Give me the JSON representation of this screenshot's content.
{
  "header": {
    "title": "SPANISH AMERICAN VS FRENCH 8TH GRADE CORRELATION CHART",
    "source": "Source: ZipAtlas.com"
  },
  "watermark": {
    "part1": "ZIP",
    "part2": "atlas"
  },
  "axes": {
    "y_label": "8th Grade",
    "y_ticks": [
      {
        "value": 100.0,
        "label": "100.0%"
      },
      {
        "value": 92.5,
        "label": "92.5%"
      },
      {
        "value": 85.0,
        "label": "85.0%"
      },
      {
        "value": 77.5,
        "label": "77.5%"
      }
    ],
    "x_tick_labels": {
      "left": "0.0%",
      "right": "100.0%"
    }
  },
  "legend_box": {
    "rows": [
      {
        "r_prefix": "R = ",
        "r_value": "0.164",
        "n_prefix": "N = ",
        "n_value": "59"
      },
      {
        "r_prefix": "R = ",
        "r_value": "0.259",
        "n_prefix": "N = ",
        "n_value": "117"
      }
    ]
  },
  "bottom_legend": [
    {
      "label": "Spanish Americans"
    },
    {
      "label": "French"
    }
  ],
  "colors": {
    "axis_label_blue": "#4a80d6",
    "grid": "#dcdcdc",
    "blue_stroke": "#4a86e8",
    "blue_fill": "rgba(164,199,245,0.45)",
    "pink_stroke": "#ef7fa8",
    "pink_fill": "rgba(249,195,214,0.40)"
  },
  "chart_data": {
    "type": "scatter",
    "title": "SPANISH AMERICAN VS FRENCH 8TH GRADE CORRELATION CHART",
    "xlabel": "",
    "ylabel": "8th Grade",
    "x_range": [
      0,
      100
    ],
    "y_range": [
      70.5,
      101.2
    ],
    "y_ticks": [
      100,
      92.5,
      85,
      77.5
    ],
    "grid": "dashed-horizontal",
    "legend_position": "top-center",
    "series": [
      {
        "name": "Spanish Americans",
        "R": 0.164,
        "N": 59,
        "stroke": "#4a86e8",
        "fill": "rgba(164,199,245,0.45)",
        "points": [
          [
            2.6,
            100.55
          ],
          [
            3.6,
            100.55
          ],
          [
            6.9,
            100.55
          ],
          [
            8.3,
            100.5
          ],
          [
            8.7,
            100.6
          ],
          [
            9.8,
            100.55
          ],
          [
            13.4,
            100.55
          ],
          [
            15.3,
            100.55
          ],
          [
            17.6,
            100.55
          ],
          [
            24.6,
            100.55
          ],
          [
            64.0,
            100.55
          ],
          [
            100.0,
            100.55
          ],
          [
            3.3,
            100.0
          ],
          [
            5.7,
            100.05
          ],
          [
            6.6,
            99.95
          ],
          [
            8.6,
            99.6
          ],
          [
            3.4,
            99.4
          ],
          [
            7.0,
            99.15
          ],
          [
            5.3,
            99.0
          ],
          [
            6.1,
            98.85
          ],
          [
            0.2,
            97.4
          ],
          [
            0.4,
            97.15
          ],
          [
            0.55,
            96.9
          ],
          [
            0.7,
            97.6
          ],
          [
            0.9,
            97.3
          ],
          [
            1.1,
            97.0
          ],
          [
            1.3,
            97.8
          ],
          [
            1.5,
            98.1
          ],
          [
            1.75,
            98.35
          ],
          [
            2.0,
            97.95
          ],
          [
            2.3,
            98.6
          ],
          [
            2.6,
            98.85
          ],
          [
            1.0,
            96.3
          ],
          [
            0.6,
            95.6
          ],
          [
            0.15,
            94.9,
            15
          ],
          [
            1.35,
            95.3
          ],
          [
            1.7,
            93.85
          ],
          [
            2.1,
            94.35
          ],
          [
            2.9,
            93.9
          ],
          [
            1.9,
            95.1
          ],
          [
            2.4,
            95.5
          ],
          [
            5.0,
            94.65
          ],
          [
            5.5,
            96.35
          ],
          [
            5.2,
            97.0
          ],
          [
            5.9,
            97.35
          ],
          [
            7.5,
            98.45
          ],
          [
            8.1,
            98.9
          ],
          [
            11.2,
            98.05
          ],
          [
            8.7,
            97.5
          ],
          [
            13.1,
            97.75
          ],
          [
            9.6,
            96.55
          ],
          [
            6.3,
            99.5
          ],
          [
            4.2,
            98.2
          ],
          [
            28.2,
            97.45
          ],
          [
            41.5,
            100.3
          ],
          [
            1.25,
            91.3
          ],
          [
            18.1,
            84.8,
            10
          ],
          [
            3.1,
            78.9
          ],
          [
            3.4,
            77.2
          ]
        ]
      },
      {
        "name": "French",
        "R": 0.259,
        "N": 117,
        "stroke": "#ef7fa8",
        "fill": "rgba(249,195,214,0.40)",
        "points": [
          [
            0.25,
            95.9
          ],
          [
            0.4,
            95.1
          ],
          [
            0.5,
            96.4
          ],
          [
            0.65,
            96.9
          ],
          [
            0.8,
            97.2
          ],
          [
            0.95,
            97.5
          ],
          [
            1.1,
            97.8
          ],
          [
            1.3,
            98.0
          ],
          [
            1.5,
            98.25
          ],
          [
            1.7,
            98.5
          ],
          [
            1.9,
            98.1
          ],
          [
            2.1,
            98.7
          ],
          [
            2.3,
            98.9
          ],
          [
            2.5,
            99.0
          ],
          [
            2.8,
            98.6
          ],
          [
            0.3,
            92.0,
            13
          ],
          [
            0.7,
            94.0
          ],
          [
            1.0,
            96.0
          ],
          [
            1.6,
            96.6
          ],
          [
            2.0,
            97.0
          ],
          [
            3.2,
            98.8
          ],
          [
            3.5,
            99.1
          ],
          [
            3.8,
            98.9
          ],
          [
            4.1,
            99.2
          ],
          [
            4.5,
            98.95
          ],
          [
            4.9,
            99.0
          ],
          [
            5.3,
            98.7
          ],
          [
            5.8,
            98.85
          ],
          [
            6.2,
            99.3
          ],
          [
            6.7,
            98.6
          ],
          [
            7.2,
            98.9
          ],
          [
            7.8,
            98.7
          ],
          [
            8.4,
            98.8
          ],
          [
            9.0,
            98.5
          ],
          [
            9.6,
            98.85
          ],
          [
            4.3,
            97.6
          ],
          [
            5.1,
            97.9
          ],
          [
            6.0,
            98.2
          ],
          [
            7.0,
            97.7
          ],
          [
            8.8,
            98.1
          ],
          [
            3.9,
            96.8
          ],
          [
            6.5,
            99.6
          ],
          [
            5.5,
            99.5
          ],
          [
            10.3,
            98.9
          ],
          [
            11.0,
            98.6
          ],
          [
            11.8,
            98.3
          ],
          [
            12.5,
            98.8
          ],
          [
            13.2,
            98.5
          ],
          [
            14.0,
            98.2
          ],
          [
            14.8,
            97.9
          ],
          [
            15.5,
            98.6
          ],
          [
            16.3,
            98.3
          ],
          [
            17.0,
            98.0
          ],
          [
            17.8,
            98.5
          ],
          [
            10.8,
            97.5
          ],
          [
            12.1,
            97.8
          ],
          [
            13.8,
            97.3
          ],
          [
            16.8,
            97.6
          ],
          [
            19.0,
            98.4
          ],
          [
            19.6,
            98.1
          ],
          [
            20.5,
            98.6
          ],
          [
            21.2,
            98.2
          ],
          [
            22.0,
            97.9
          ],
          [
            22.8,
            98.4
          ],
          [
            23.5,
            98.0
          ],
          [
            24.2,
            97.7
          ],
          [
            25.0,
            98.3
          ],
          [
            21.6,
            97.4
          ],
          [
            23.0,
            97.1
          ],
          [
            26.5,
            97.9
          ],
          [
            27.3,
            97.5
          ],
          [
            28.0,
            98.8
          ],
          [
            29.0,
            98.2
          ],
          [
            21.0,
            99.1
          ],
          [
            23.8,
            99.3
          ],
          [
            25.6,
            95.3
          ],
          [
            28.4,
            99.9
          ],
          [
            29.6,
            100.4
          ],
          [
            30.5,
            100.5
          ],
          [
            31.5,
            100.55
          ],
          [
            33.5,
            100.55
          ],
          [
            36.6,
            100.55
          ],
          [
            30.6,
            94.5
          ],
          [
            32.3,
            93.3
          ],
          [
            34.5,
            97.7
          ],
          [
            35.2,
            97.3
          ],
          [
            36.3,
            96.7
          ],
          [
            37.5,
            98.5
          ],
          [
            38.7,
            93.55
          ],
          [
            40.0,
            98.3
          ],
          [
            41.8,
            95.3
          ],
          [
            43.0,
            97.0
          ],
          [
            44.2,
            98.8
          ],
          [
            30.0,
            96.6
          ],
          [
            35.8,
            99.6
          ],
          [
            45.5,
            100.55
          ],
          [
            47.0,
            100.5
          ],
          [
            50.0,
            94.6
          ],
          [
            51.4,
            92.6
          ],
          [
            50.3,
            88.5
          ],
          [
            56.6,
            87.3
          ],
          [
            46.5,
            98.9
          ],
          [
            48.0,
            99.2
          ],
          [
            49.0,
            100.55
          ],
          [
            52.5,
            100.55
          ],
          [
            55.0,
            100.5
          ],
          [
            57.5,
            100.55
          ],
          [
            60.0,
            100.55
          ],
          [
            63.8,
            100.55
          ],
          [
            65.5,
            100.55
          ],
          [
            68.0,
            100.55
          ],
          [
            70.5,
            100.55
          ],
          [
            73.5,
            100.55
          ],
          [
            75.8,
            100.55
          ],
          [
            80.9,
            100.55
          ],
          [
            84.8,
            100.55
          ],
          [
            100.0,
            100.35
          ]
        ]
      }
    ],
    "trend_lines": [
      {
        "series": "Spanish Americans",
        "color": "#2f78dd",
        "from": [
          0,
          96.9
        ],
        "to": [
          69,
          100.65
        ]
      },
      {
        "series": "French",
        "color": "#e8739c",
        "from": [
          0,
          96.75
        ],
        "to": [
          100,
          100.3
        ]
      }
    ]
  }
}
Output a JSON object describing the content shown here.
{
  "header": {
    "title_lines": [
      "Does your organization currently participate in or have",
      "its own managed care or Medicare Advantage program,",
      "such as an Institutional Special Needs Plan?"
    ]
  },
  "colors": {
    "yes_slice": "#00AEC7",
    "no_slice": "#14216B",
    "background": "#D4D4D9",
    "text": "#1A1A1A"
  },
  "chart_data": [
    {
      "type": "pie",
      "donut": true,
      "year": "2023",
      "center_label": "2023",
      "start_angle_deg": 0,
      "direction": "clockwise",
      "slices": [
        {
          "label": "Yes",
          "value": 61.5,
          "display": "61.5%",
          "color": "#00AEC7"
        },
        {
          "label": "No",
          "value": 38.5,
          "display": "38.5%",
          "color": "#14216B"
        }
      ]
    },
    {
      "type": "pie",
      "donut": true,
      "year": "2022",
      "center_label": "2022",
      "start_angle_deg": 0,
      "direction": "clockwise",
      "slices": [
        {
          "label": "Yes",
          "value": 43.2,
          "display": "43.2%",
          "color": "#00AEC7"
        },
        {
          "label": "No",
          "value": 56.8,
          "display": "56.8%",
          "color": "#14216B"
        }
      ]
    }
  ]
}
______
== Task requirements ==
Locate the line with "Output a JSON" in the entries above; extract it and every line after it, verbatim.

== Solution for this problem ==
Output a JSON object describing the content shown here.
{
  "header": {
    "title_lines": [
      "Does your organization currently participate in or have",
      "its own managed care or Medicare Advantage program,",
      "such as an Institutional Special Needs Plan?"
    ]
  },
  "colors": {
    "yes_slice": "#00AEC7",
    "no_slice": "#14216B",
    "background": "#D4D4D9",
    "text": "#1A1A1A"
  },
  "chart_data": [
    {
      "type": "pie",
      "donut": true,
      "year": "2023",
      "center_label": "2023",
      "start_angle_deg": 0,
      "direction": "clockwise",
      "slices": [
        {
          "label": "Yes",
          "value": 61.5,
          "display": "61.5%",
          "color": "#00AEC7"
        },
        {
          "label": "No",
          "value": 38.5,
          "display": "38.5%",
          "color": "#14216B"
        }
      ]
    },
    {
      "type": "pie",
      "donut": true,
      "year": "2022",
      "center_label": "2022",
      "start_angle_deg": 0,
      "direction": "clockwise",
      "slices": [
        {
          "label": "Yes",
          "value": 43.2,
          "display": "43.2%",
          "color": "#00AEC7"
        },
        {
          "label": "No",
          "value": 56.8,
          "display": "56.8%",
          "color": "#14216B"
        }
      ]
    }
  ]
}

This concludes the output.